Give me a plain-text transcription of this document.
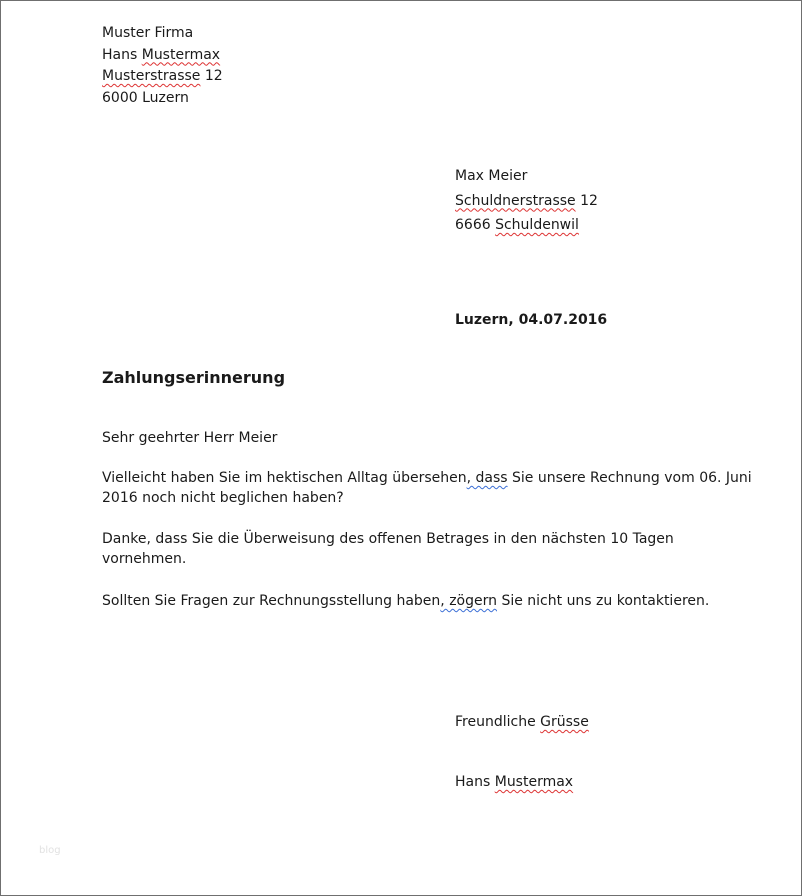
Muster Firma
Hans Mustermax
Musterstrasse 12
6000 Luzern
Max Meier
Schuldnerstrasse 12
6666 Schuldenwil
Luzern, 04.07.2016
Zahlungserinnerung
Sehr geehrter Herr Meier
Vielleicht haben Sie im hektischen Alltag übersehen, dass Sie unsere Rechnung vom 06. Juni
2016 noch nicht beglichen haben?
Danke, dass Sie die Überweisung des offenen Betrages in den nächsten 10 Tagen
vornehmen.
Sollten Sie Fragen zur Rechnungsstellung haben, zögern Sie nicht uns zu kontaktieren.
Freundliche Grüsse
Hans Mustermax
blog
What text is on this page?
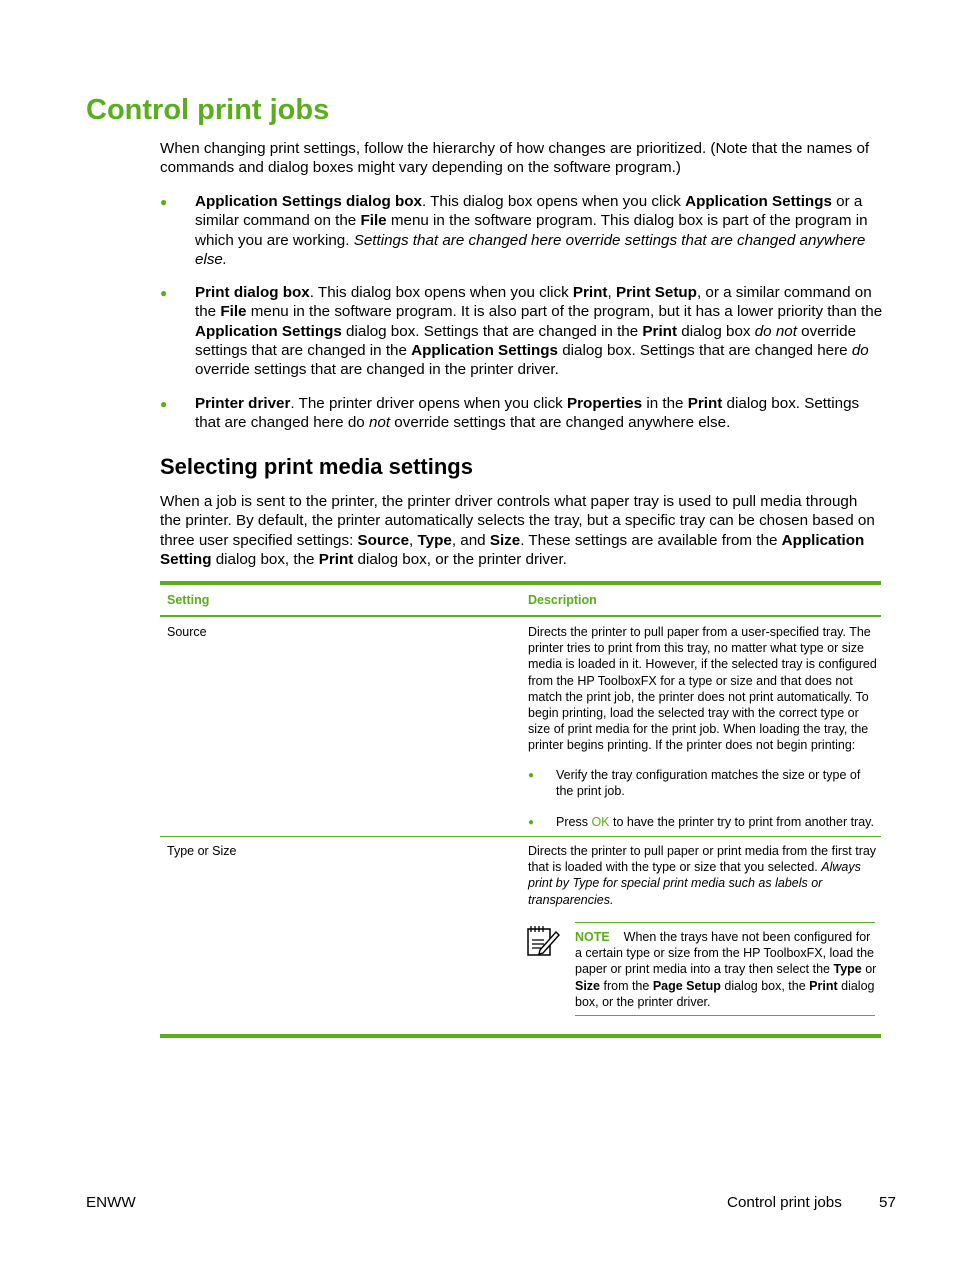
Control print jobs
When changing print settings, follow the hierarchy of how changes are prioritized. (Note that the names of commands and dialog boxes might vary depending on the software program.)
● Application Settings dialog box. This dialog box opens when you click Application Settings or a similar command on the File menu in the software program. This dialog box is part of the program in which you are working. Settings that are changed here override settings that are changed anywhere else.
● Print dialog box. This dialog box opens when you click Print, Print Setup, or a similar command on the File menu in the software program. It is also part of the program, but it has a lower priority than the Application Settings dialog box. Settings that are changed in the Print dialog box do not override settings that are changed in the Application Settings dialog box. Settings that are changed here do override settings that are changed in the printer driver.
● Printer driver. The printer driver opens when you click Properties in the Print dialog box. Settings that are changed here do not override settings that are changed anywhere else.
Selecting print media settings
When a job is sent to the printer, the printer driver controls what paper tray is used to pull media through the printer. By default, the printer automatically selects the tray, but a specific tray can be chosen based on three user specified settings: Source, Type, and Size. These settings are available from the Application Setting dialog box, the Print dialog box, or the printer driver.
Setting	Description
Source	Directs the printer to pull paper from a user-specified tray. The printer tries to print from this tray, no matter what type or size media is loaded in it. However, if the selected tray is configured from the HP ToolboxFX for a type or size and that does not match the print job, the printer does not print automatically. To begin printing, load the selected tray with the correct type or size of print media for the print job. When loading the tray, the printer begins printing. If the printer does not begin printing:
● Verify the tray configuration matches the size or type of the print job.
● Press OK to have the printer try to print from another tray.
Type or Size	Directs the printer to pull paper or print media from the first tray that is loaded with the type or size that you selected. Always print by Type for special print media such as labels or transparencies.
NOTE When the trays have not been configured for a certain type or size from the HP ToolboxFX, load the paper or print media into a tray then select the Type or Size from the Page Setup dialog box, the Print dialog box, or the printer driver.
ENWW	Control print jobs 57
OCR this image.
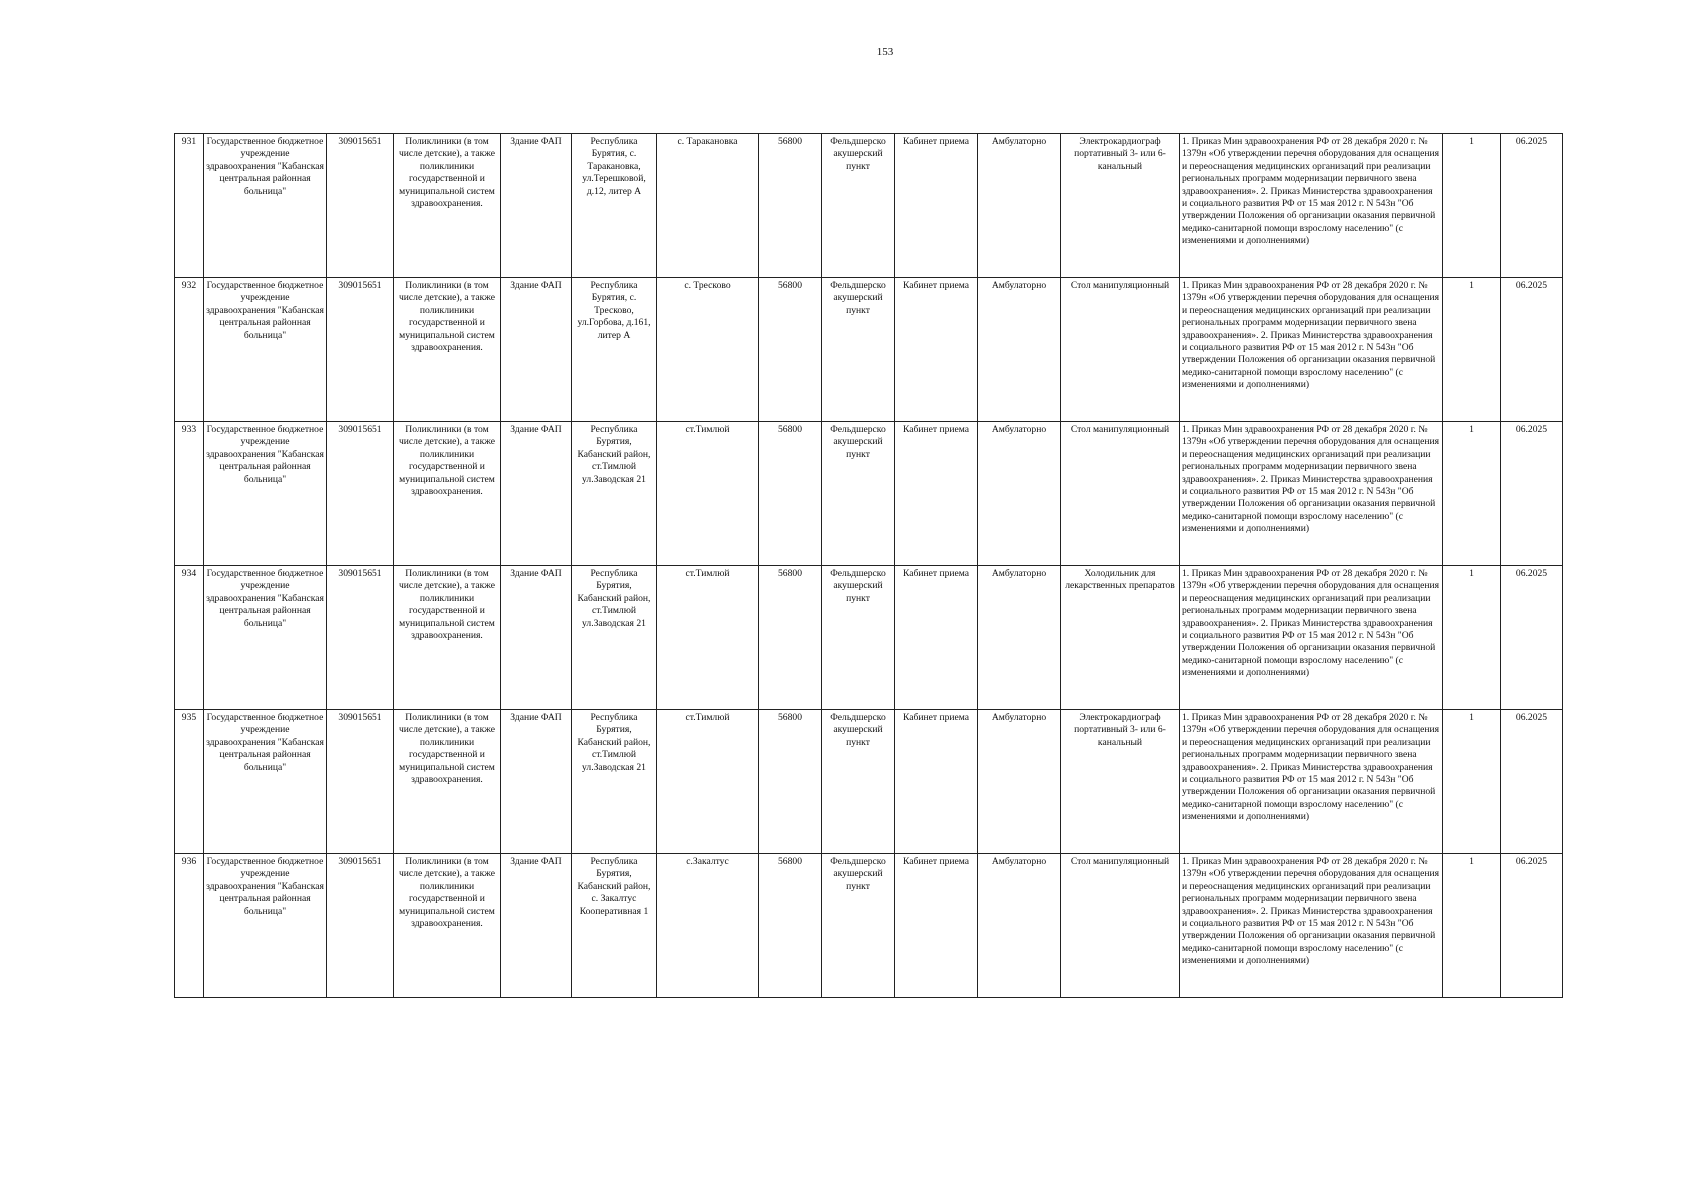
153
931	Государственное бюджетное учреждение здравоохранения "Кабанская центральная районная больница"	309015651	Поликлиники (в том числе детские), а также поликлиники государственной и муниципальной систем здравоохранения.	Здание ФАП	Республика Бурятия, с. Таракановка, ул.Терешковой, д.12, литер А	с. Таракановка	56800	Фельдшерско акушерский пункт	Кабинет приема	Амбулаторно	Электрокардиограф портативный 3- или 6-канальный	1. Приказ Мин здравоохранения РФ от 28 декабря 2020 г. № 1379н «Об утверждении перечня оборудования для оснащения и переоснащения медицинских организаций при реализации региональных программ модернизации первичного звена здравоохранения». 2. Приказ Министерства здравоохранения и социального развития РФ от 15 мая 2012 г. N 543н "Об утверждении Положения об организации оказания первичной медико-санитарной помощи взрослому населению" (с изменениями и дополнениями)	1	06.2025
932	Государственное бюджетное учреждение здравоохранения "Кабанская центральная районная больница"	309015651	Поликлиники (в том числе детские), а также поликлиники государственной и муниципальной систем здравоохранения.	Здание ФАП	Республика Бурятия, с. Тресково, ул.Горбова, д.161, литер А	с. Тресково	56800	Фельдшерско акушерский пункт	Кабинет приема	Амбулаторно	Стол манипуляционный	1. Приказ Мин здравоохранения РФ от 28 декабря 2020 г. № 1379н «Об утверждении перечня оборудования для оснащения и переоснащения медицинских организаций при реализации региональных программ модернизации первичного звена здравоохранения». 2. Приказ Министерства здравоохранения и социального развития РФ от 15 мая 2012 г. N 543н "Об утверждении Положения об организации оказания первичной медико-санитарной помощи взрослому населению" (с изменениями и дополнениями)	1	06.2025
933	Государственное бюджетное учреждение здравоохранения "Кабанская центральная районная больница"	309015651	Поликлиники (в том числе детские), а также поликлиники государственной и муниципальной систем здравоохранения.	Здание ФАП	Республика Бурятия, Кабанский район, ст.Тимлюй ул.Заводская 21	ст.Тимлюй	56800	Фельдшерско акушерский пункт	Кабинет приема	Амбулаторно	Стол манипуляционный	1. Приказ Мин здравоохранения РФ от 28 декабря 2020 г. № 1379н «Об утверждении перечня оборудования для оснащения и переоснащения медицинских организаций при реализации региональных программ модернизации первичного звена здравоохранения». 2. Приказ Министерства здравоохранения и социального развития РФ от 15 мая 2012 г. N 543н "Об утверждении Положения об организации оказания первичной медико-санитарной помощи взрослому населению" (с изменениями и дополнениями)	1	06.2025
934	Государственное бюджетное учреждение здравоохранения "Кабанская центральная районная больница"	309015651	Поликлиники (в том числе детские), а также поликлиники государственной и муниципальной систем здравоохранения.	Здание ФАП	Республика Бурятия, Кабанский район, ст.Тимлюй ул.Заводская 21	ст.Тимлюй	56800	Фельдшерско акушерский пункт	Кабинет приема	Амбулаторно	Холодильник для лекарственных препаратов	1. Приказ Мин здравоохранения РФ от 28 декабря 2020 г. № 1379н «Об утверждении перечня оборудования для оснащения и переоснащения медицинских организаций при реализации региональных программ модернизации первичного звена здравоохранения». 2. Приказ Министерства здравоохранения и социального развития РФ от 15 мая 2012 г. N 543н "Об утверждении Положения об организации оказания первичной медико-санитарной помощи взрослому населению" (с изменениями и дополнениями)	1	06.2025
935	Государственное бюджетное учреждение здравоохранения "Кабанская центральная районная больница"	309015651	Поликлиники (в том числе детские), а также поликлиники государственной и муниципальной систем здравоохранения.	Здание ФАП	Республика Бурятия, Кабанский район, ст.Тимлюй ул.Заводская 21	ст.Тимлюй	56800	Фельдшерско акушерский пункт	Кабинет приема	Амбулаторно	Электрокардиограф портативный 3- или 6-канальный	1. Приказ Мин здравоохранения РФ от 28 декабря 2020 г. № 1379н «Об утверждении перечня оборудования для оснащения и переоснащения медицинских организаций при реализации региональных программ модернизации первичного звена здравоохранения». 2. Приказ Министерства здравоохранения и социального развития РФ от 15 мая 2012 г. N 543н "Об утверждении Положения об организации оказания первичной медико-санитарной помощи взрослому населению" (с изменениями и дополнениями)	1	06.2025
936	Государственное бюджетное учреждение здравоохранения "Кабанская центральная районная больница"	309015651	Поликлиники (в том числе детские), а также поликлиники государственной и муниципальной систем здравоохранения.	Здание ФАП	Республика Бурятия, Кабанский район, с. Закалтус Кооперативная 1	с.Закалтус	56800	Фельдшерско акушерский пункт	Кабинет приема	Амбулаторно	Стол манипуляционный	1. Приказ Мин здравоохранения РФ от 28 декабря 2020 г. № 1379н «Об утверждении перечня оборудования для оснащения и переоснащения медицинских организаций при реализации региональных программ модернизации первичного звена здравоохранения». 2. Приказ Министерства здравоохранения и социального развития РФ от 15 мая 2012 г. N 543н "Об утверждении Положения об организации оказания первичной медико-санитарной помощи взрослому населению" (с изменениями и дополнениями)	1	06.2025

# Task
Indicate how many lines of the material include the word "specified"; the number alone is required.

# Problem solution
2